Dataset items:

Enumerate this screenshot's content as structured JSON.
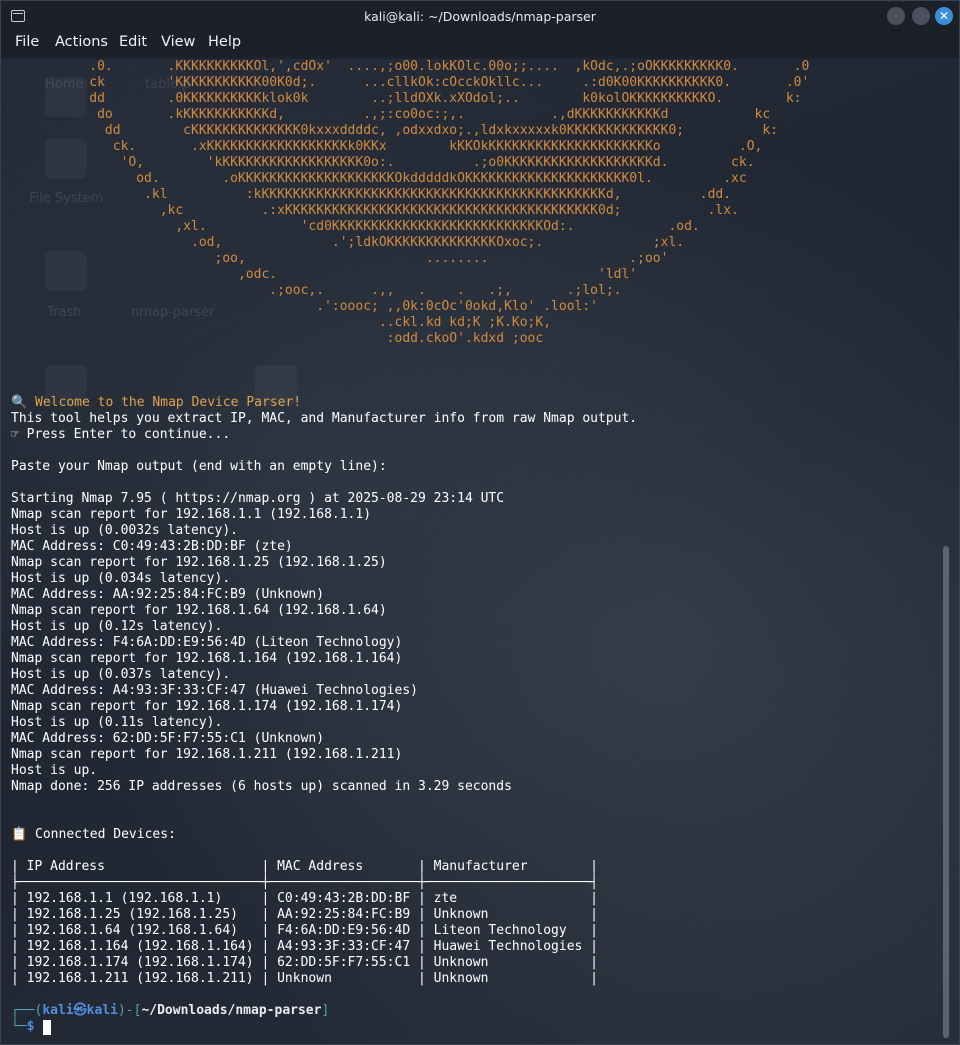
{
  "window": {
    "title": "kali@kali: ~/Downloads/nmap-parser"
  },
  "menu": [
    "File",
    "Actions",
    "Edit",
    "View",
    "Help"
  ],
  "desktop_labels": [
    "Home",
    "table.p",
    "File System",
    "Trash",
    "nmap-parser"
  ],
  "art_lines": [
    "          .0.       .KKKKKKKKKKOl,',cdOx'  ....,;o00.lokKOlc.00o;;....  ,kOdc,.;oOKKKKKKKKK0.       .0",
    "          ck        'KKKKKKKKKKK00K0d;.      ...cllkOk:cOcckOkllc...     .:d0K00KKKKKKKKKK0.       .0'",
    "          dd        .0KKKKKKKKKKklok0k        ..;lldOXk.xXOdol;..        k0kolOKKKKKKKKKKO.        k:",
    "           do       .kKKKKKKKKKKKd,          .,;:co0oc:;,.           .,dKKKKKKKKKKKd           kc",
    "            dd        cKKKKKKKKKKKKKK0kxxxddddc, ,odxxdxo;.,ldxkxxxxxk0KKKKKKKKKKKKK0;          k:",
    "             ck.       .xKKKKKKKKKKKKKKKKKKk0KKx        kKKOkKKKKKKKKKKKKKKKKKKKKKo          .O,",
    "              'O,        'kKKKKKKKKKKKKKKKKKK0o:.          .;o0KKKKKKKKKKKKKKKKKKKd.        ck.",
    "                od.        .oKKKKKKKKKKKKKKKKKKKKOkdddddkOKKKKKKKKKKKKKKKKKKKKK0l.         .xc",
    "                 .kl          :kKKKKKKKKKKKKKKKKKKKKKKKKKKKKKKKKKKKKKKKKKKKKd,          .dd.",
    "                   ,kc          .:xKKKKKKKKKKKKKKKKKKKKKKKKKKKKKKKKKKKKKKKK0d;           .lx.",
    "                     ,xl.            'cd0KKKKKKKKKKKKKKKKKKKKKKKKKKKOd:.            .od.",
    "                       .od,              .';ldkOKKKKKKKKKKKKKKOxoc;.              ;xl.",
    "                          ;oo,                       ........                  .;oo'",
    "                             ,odc.                                         'ldl'",
    "                                 .;ooc,.      .,,   .    .   .;,       .;lol;.",
    "                                       .':oooc; ,,0k:0cOc'0okd,Klo' .lool:'",
    "                                               ..ckl.kd kd;K ;K.Ko;K,",
    "                                                :odd.ckoO'.kdxd ;ooc"
  ],
  "intro": {
    "welcome": "🔍 Welcome to the Nmap Device Parser!",
    "description": "This tool helps you extract IP, MAC, and Manufacturer info from raw Nmap output.",
    "continue": "☞ Press Enter to continue...",
    "paste_prompt": "Paste your Nmap output (end with an empty line):"
  },
  "nmap_output": [
    "Starting Nmap 7.95 ( https://nmap.org ) at 2025-08-29 23:14 UTC",
    "Nmap scan report for 192.168.1.1 (192.168.1.1)",
    "Host is up (0.0032s latency).",
    "MAC Address: C0:49:43:2B:DD:BF (zte)",
    "Nmap scan report for 192.168.1.25 (192.168.1.25)",
    "Host is up (0.034s latency).",
    "MAC Address: AA:92:25:84:FC:B9 (Unknown)",
    "Nmap scan report for 192.168.1.64 (192.168.1.64)",
    "Host is up (0.12s latency).",
    "MAC Address: F4:6A:DD:E9:56:4D (Liteon Technology)",
    "Nmap scan report for 192.168.1.164 (192.168.1.164)",
    "Host is up (0.037s latency).",
    "MAC Address: A4:93:3F:33:CF:47 (Huawei Technologies)",
    "Nmap scan report for 192.168.1.174 (192.168.1.174)",
    "Host is up (0.11s latency).",
    "MAC Address: 62:DD:5F:F7:55:C1 (Unknown)",
    "Nmap scan report for 192.168.1.211 (192.168.1.211)",
    "Host is up.",
    "Nmap done: 256 IP addresses (6 hosts up) scanned in 3.29 seconds"
  ],
  "devices_heading": "📋 Connected Devices:",
  "table": {
    "headers": [
      "IP Address",
      "MAC Address",
      "Manufacturer"
    ],
    "rows": [
      [
        "192.168.1.1 (192.168.1.1)",
        "C0:49:43:2B:DD:BF",
        "zte"
      ],
      [
        "192.168.1.25 (192.168.1.25)",
        "AA:92:25:84:FC:B9",
        "Unknown"
      ],
      [
        "192.168.1.64 (192.168.1.64)",
        "F4:6A:DD:E9:56:4D",
        "Liteon Technology"
      ],
      [
        "192.168.1.164 (192.168.1.164)",
        "A4:93:3F:33:CF:47",
        "Huawei Technologies"
      ],
      [
        "192.168.1.174 (192.168.1.174)",
        "62:DD:5F:F7:55:C1",
        "Unknown"
      ],
      [
        "192.168.1.211 (192.168.1.211)",
        "Unknown",
        "Unknown"
      ]
    ]
  },
  "prompt": {
    "user": "kali",
    "at": "㉿",
    "host": "kali",
    "path": "~/Downloads/nmap-parser",
    "symbol": "$"
  },
  "colors": {
    "art": "#d28a3e",
    "welcome": "#e2a14b",
    "prompt_user": "#4f8fe0",
    "prompt_frame": "#4fa3b8",
    "close_button": "#3b8fd9"
  }
}
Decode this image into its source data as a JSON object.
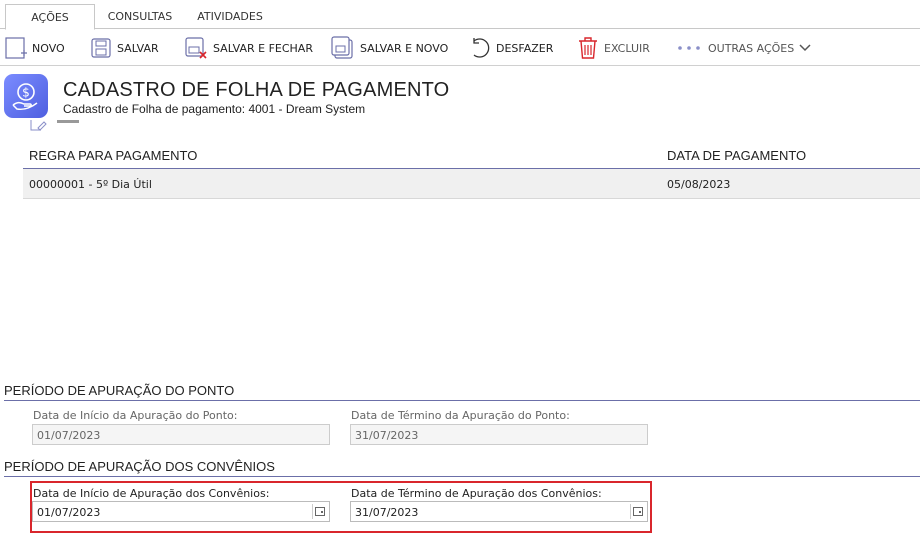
{
  "tabs": [
    {
      "label": "AÇÕES"
    },
    {
      "label": "CONSULTAS"
    },
    {
      "label": "ATIVIDADES"
    }
  ],
  "toolbar": {
    "novo": "NOVO",
    "salvar": "SALVAR",
    "salvar_fechar": "SALVAR E FECHAR",
    "salvar_novo": "SALVAR E NOVO",
    "desfazer": "DESFAZER",
    "excluir": "EXCLUIR",
    "outras_acoes": "OUTRAS AÇÕES"
  },
  "header": {
    "title": "CADASTRO DE FOLHA DE PAGAMENTO",
    "subtitle": "Cadastro de Folha de pagamento: 4001 - Dream System"
  },
  "grid": {
    "columns": [
      "REGRA PARA PAGAMENTO",
      "DATA DE PAGAMENTO"
    ],
    "rows": [
      {
        "regra": "00000001 - 5º Dia Útil",
        "data": "05/08/2023"
      }
    ]
  },
  "ponto": {
    "title": "PERÍODO DE APURAÇÃO DO PONTO",
    "inicio_label": "Data de Início da Apuração do Ponto:",
    "inicio_value": "01/07/2023",
    "termino_label": "Data de Término da Apuração do Ponto:",
    "termino_value": "31/07/2023"
  },
  "convenios": {
    "title": "PERÍODO DE APURAÇÃO DOS CONVÊNIOS",
    "inicio_label": "Data de Início de Apuração dos Convênios:",
    "inicio_value": "01/07/2023",
    "termino_label": "Data de Término de Apuração dos Convênios:",
    "termino_value": "31/07/2023"
  },
  "colors": {
    "accent": "#5b6ee8",
    "highlight": "#d9262c",
    "divider": "#6b6fa8"
  }
}
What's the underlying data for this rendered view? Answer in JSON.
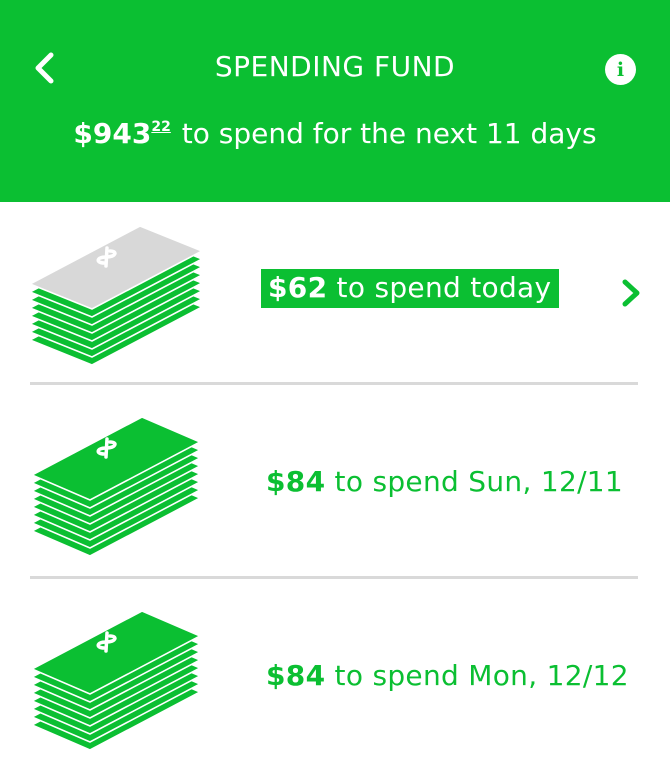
{
  "header": {
    "title": "SPENDING FUND",
    "summary": {
      "dollars": "$943",
      "cents": "22",
      "rest": " to spend for the next 11 days"
    }
  },
  "days": [
    {
      "amount": "$62",
      "text": " to spend today",
      "active": true
    },
    {
      "amount": "$84",
      "text": " to spend Sun, 12/11",
      "active": false
    },
    {
      "amount": "$84",
      "text": " to spend Mon, 12/12",
      "active": false
    }
  ],
  "colors": {
    "brand": "#0bbf32",
    "spent_bill": "#d8d8d8",
    "divider": "#d9d9d9"
  },
  "icons": {
    "back": "chevron-left-icon",
    "info": "info-icon",
    "row_nav": "chevron-right-icon",
    "money": "money-stack-icon"
  }
}
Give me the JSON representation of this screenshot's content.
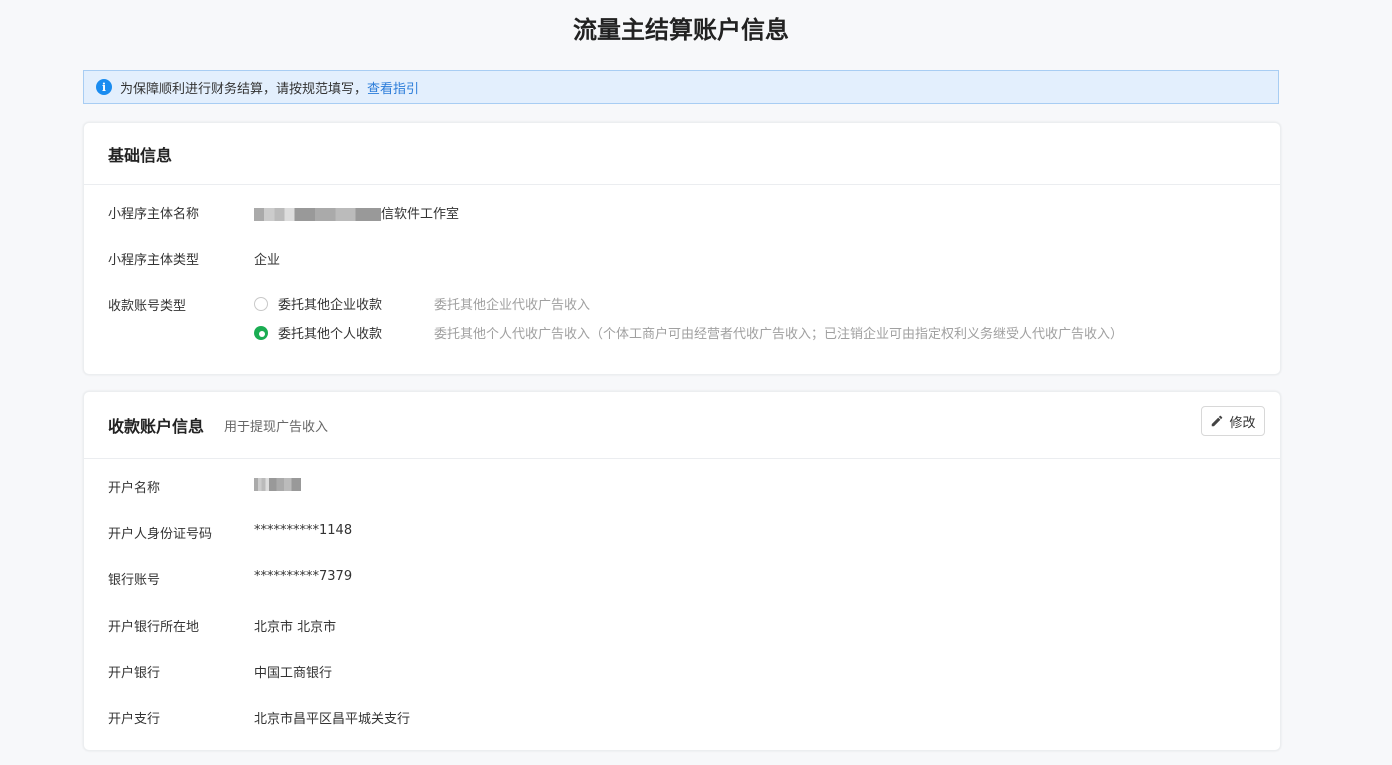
{
  "page_title": "流量主结算账户信息",
  "notice": {
    "text": "为保障顺利进行财务结算，请按规范填写，",
    "link": "查看指引"
  },
  "basic": {
    "title": "基础信息",
    "rows": [
      {
        "label": "小程序主体名称",
        "value": "信软件工作室"
      },
      {
        "label": "小程序主体类型",
        "value": "企业"
      },
      {
        "label": "收款账号类型"
      }
    ],
    "radios": [
      {
        "label": "委托其他企业收款",
        "desc": "委托其他企业代收广告收入",
        "checked": false
      },
      {
        "label": "委托其他个人收款",
        "desc": "委托其他个人代收广告收入（个体工商户可由经营者代收广告收入；已注销企业可由指定权利义务继受人代收广告收入）",
        "checked": true
      }
    ]
  },
  "account": {
    "title": "收款账户信息",
    "subtitle": "用于提现广告收入",
    "edit_label": "修改",
    "rows": [
      {
        "label": "开户名称",
        "value": ""
      },
      {
        "label": "开户人身份证号码",
        "value": "**********1148"
      },
      {
        "label": "银行账号",
        "value": "**********7379"
      },
      {
        "label": "开户银行所在地",
        "value": "北京市 北京市"
      },
      {
        "label": "开户银行",
        "value": "中国工商银行"
      },
      {
        "label": "开户支行",
        "value": "北京市昌平区昌平城关支行"
      }
    ]
  },
  "colors": {
    "accent_green": "#1aad52",
    "link_blue": "#2b7cd9",
    "notice_bg": "#e3effd"
  }
}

#### Stated task
Identify each line in the entries with the word "Technologies" and copy it.

#### Answer to this exercise
    "MAC Address: A4:93:3F:33:CF:47 (Huawei Technologies)",
        "Huawei Technologies"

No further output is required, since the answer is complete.